■ Stated goal ■
Using the passage on Hurricanes Katrina and Rita, decide whether each statement below agrees with the text, answering yes or no and quoting the deciding words. 1. Before the hurricanes, the Recovery School District of Louisiana already had a deferred maintenance deficit of about $1 billion. 2. Since Katrina, the district has re-opened more than one hundred schools. 3. During the 2006-2007 school year, the district had enough seats for all of its students.

■ Page excerpt ■
○ ○ ○ ○
Hurricanes Katrina and Rita

    H.R. 3021 provides additional support for Gulf Coast 
schools still recovering from damage caused by Hurricanes 
Katrina and Rita. The Gulf region, primarily New Orleans, has 
hundreds of millions of dollars in unmet school modernization, 
renovation, repair and construction need as a result of 
Hurricanes Katrina and Rita.
    Prior to the impacts of Hurricanes Katrina and Rita, the 
Recovery School District of Louisiana (RSD) already had a 
deferred maintenance infrastructure deficit of approximately $1 
billion. The hurricanes wrought an additional $800 million in 
damage to the district's schools. Since Katrina, the district 
has re-opened sixty-three schools, serving approximately 26,000 
students. Last year, it opened more than ten modular school 
facilities, spending more than $90 million of Federal Emergency 
Management Agency (FEMA) funds for this purpose. During the 
2006-2007 school year, the district did not have the physical 
seat capacity for students and had a months-long ``waiting 
list'' for students to enter public schools. In the period of 
February through April 2008, more than 1,000 students returned 
to New Orleans schools.
○ ○ ○ ○
■ Entries from a dataset ■
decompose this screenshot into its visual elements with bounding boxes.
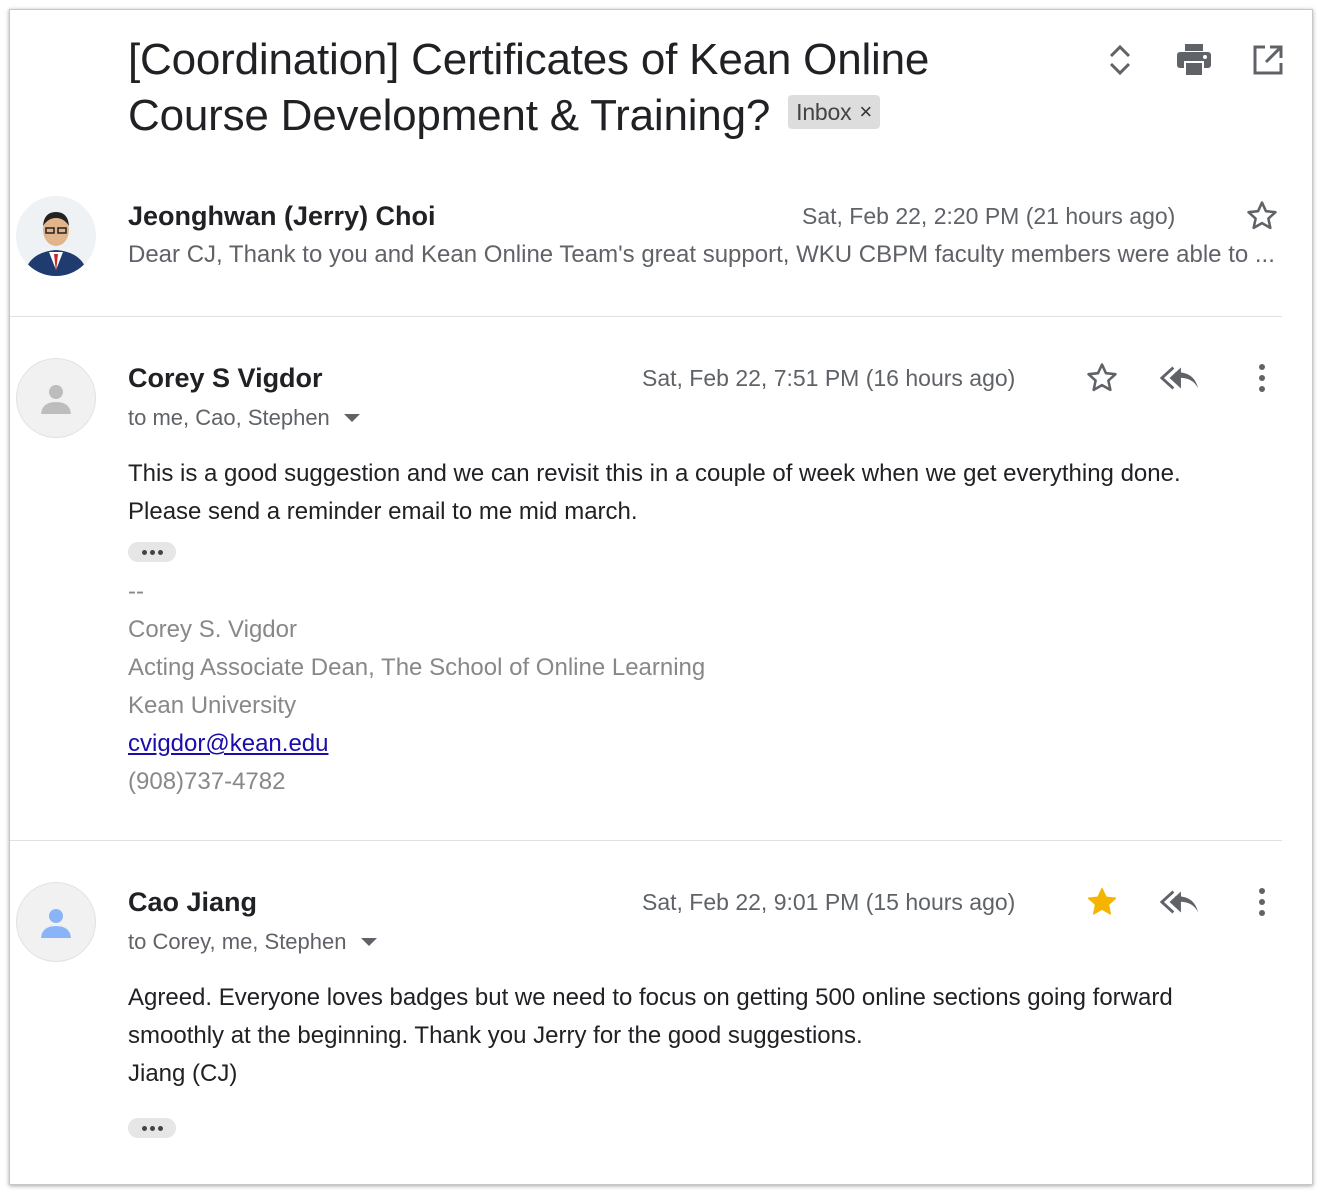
chevron-down-icon[interactable] <box>343 414 360 422</box>
reply-all-icon[interactable] <box>1160 358 1200 398</box>
email-signature: -- Corey S. Vigdor Acting Associate Dean… <box>128 573 705 801</box>
star-filled-icon[interactable] <box>1082 882 1122 922</box>
unfold-icon[interactable] <box>1100 40 1140 80</box>
recipients-text: to Corey, me, Stephen <box>128 929 347 954</box>
thread-subject: [Coordination] Certificates of Kean Onli… <box>128 32 1028 144</box>
message-divider <box>10 840 1282 841</box>
email-thread-window: [Coordination] Certificates of Kean Onli… <box>9 9 1313 1185</box>
chevron-down-icon[interactable] <box>360 938 377 946</box>
remove-label-icon[interactable]: × <box>859 95 872 129</box>
avatar <box>16 196 96 276</box>
recipients-text: to me, Cao, Stephen <box>128 405 330 430</box>
body-line: Jiang (CJ) <box>128 1060 238 1087</box>
inbox-label-chip[interactable]: Inbox × <box>788 95 881 130</box>
sender-name: Cao Jiang <box>128 887 258 917</box>
signature-separator: -- <box>128 578 144 605</box>
open-in-new-icon[interactable] <box>1248 40 1288 80</box>
star-icon[interactable] <box>1242 196 1282 236</box>
signature-title: Acting Associate Dean, The School of Onl… <box>128 654 706 681</box>
sender-name: Corey S Vigdor <box>128 363 323 393</box>
star-icon[interactable] <box>1082 358 1122 398</box>
signature-email-link[interactable]: cvigdor@kean.edu <box>128 730 328 757</box>
recipients-line[interactable]: to me, Cao, Stephen <box>128 405 360 431</box>
sender-name: Jeonghwan (Jerry) Choi <box>128 201 436 231</box>
print-icon[interactable] <box>1174 40 1214 80</box>
thread-toolbar <box>1100 40 1288 80</box>
message-divider <box>10 316 1282 317</box>
reply-all-icon[interactable] <box>1160 882 1200 922</box>
body-line: smoothly at the beginning. Thank you Jer… <box>128 1022 863 1049</box>
avatar-placeholder <box>16 358 96 438</box>
message-date: Sat, Feb 22, 2:20 PM (21 hours ago) <box>802 203 1176 229</box>
message-body: Agreed. Everyone loves badges but we nee… <box>128 979 1288 1093</box>
message-date: Sat, Feb 22, 7:51 PM (16 hours ago) <box>642 365 1016 391</box>
signature-phone: (908)737-4782 <box>128 768 286 795</box>
body-line: This is a good suggestion and we can rev… <box>128 460 1181 487</box>
more-vert-icon[interactable] <box>1242 358 1282 398</box>
show-trimmed-content-button[interactable] <box>128 542 176 562</box>
signature-org: Kean University <box>128 692 297 719</box>
message-body: This is a good suggestion and we can rev… <box>128 455 1288 531</box>
signature-name: Corey S. Vigdor <box>128 616 297 643</box>
inbox-label-text: Inbox <box>796 99 852 126</box>
message-date: Sat, Feb 22, 9:01 PM (15 hours ago) <box>642 889 1016 915</box>
body-line: Agreed. Everyone loves badges but we nee… <box>128 984 1173 1011</box>
more-vert-icon[interactable] <box>1242 882 1282 922</box>
recipients-line[interactable]: to Corey, me, Stephen <box>128 929 377 955</box>
body-line: Please send a reminder email to me mid m… <box>128 498 638 525</box>
message-snippet: Dear CJ, Thank to you and Kean Online Te… <box>128 241 1275 268</box>
avatar-placeholder <box>16 882 96 962</box>
show-trimmed-content-button[interactable] <box>128 1118 176 1138</box>
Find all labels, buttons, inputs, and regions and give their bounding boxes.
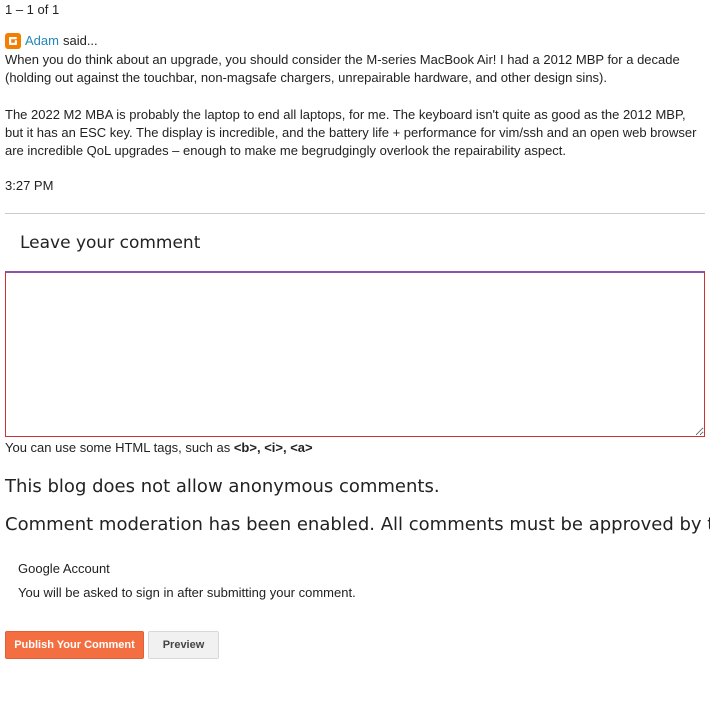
comment-paragraph: The 2022 M2 MBA is probably the laptop t…	[5, 106, 697, 159]
moderation-notice: Comment moderation has been enabled. All…	[5, 514, 710, 535]
html-hint-text: You can use some HTML tags, such as	[5, 440, 231, 455]
html-hint-tags: <b>, <i>, <a>	[233, 440, 313, 455]
comment-body: When you do think about an upgrade, you …	[5, 51, 707, 160]
leave-comment-heading: Leave your comment	[20, 233, 201, 253]
publish-comment-button[interactable]: Publish Your Comment	[5, 631, 144, 659]
anonymous-notice: This blog does not allow anonymous comme…	[5, 476, 440, 497]
comment-pager: 1 – 1 of 1	[5, 2, 60, 17]
comment-header: Adam said...	[5, 31, 707, 51]
comment-timestamp[interactable]: 3:27 PM	[5, 178, 53, 193]
blogger-icon	[5, 33, 21, 49]
html-tags-hint: You can use some HTML tags, such as <b>,…	[5, 440, 313, 455]
comment-author-link[interactable]: Adam	[25, 32, 59, 50]
sign-in-note: You will be asked to sign in after submi…	[18, 585, 356, 600]
comment-paragraph: When you do think about an upgrade, you …	[5, 52, 680, 86]
google-account-label: Google Account	[18, 561, 110, 576]
comment-textarea[interactable]	[5, 271, 705, 437]
comment-item: Adam said... When you do think about an …	[5, 31, 707, 160]
preview-button[interactable]: Preview	[148, 631, 219, 659]
comment-said-label: said...	[62, 32, 98, 48]
section-divider	[5, 213, 705, 214]
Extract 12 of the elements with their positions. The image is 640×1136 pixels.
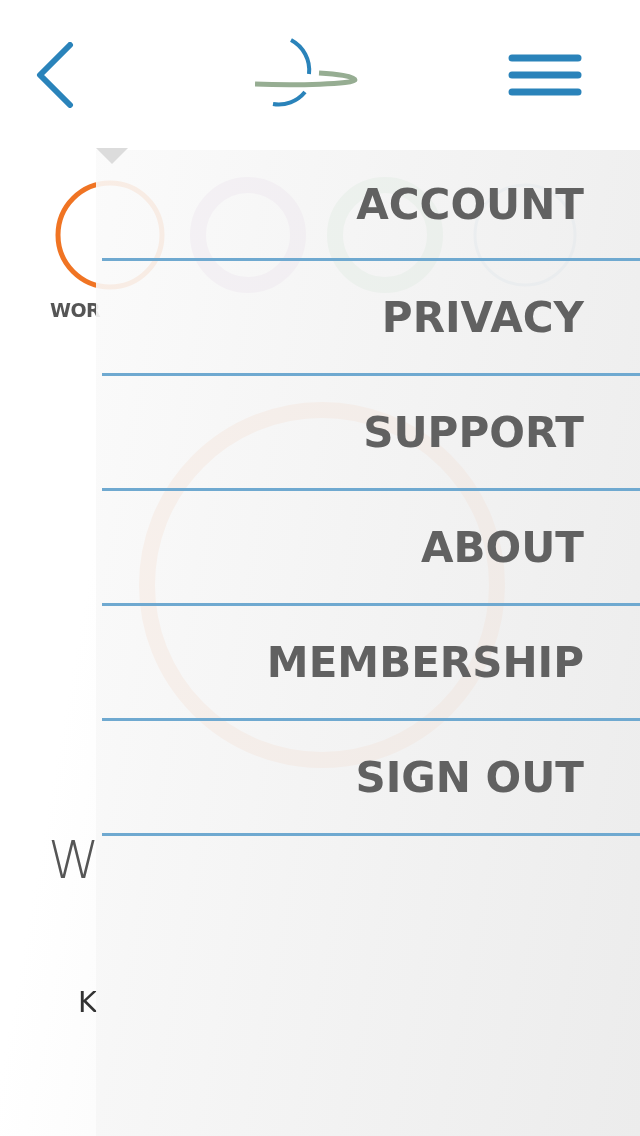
menu-item[interactable]: ABOUT (102, 491, 640, 606)
menu-icon[interactable] (508, 54, 582, 96)
pointer-icon (96, 148, 128, 164)
back-icon[interactable] (36, 42, 76, 108)
menu-item[interactable]: PRIVACY (102, 261, 640, 376)
menu-item[interactable]: MEMBERSHIP (102, 606, 640, 721)
stat-label: WOR (50, 299, 101, 321)
menu-item[interactable]: SIGN OUT (102, 721, 640, 836)
menu-item[interactable]: SUPPORT (102, 376, 640, 491)
goal-title: W (48, 830, 101, 890)
menu-item[interactable]: ACCOUNT (102, 150, 640, 261)
goal-message: K (78, 984, 99, 1021)
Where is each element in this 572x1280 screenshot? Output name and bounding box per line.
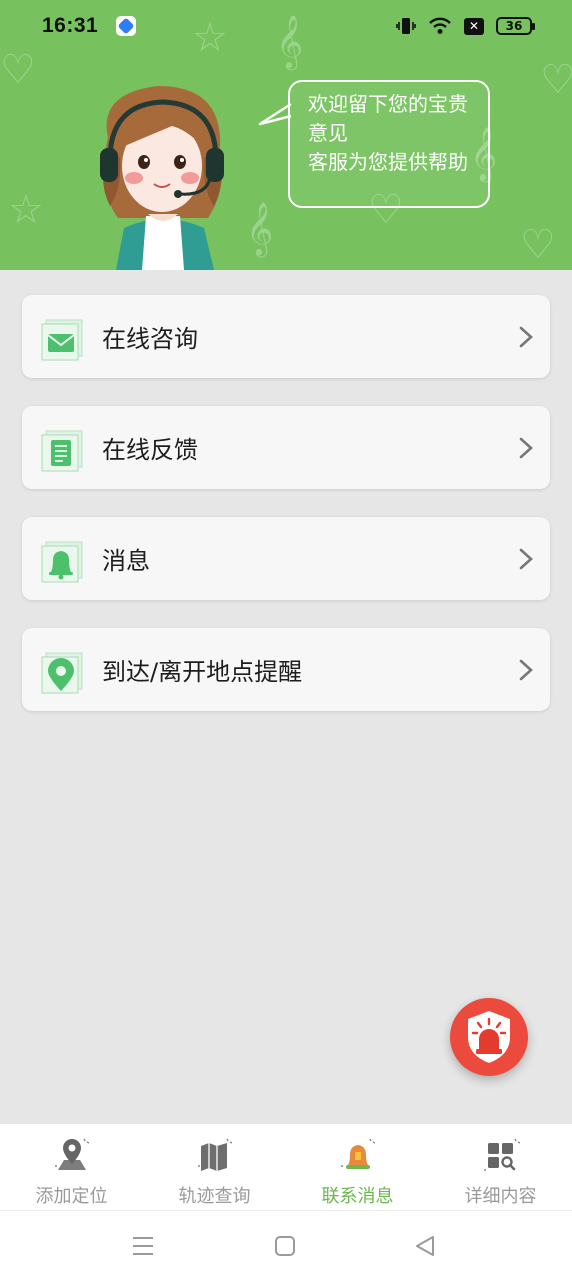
app-screen: ♡ ☆ 𝄞 ☆ ♡ 𝄞 ♡ 𝄞 ♡ 16:31 ✕ 36 欢迎留下您的宝贵意见 … (0, 0, 572, 1280)
wifi-icon (429, 17, 451, 34)
folded-map-icon (197, 1138, 232, 1171)
back-icon[interactable] (414, 1235, 436, 1257)
app-notification-icon (116, 16, 137, 36)
bottom-navigation: 添加定位 轨迹查询 联系消息 详细内容 (0, 1123, 572, 1210)
map-pin-icon (54, 1138, 89, 1170)
tab-contact-messages[interactable]: 联系消息 (286, 1124, 429, 1211)
bubble-text-line2: 客服为您提供帮助 (308, 150, 468, 174)
menu-item-label: 消息 (102, 547, 150, 575)
bell-icon (340, 1138, 375, 1169)
speech-bubble-tail (258, 102, 292, 126)
grid-search-icon (483, 1138, 520, 1171)
welcome-speech-bubble: 欢迎留下您的宝贵意见 客服为您提供帮助 (288, 80, 490, 208)
tab-label: 详细内容 (464, 1186, 537, 1207)
menu-item-messages[interactable]: 消息 (22, 517, 550, 600)
tab-label: 联系消息 (321, 1186, 394, 1207)
home-icon[interactable] (274, 1235, 296, 1257)
status-time: 16:31 (42, 14, 99, 37)
tab-label: 轨迹查询 (178, 1186, 251, 1207)
menu-item-online-consult[interactable]: 在线咨询 (22, 295, 550, 378)
chevron-right-icon (519, 326, 533, 348)
alarm-siren-icon (468, 1011, 510, 1063)
no-sim-icon: ✕ (464, 17, 484, 35)
status-icons: ✕ 36 (396, 17, 535, 35)
header-banner: ♡ ☆ 𝄞 ☆ ♡ 𝄞 ♡ 𝄞 ♡ 16:31 ✕ 36 欢迎留下您的宝贵意见 … (0, 0, 572, 270)
tab-details[interactable]: 详细内容 (429, 1124, 572, 1211)
heart-decoration-icon: ♡ (0, 47, 36, 93)
service-menu: 在线咨询 在线反馈 消息 到达/离开地点提醒 (22, 295, 550, 739)
status-bar: 16:31 ✕ 36 (0, 0, 572, 52)
bubble-text-line1: 欢迎留下您的宝贵意见 (308, 92, 468, 145)
chevron-right-icon (519, 659, 533, 681)
tab-add-location[interactable]: 添加定位 (0, 1124, 143, 1211)
menu-item-place-reminder[interactable]: 到达/离开地点提醒 (22, 628, 550, 711)
vibrate-icon (396, 18, 416, 34)
location-pin-icon (41, 652, 83, 694)
tab-track-query[interactable]: 轨迹查询 (143, 1124, 286, 1211)
bell-icon (41, 541, 83, 583)
envelope-icon (41, 319, 83, 361)
chevron-right-icon (519, 437, 533, 459)
menu-item-label: 在线反馈 (102, 436, 198, 464)
tab-label: 添加定位 (35, 1186, 108, 1207)
system-navigation-bar (0, 1210, 572, 1280)
customer-service-avatar (100, 86, 224, 270)
music-note-decoration-icon: 𝄞 (246, 201, 274, 255)
battery-icon: 36 (496, 17, 535, 35)
menu-icon[interactable] (132, 1235, 154, 1257)
menu-item-online-feedback[interactable]: 在线反馈 (22, 406, 550, 489)
star-decoration-icon: ☆ (8, 187, 44, 233)
document-icon (41, 430, 83, 472)
menu-item-label: 到达/离开地点提醒 (102, 658, 303, 686)
chevron-right-icon (519, 548, 533, 570)
emergency-alarm-button[interactable] (450, 998, 528, 1076)
menu-item-label: 在线咨询 (102, 325, 198, 353)
heart-decoration-icon: ♡ (540, 57, 572, 103)
heart-decoration-icon: ♡ (520, 222, 556, 268)
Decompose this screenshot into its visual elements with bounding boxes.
○ ○ ○ ○
■ Exercise output ■
1. Yes: "already had a deferred maintenance infrastructure deficit of approximately $1 billion"
2. No: "the district has re-opened sixty-three schools"
3. No: "the district did not have the physical seat capacity for students"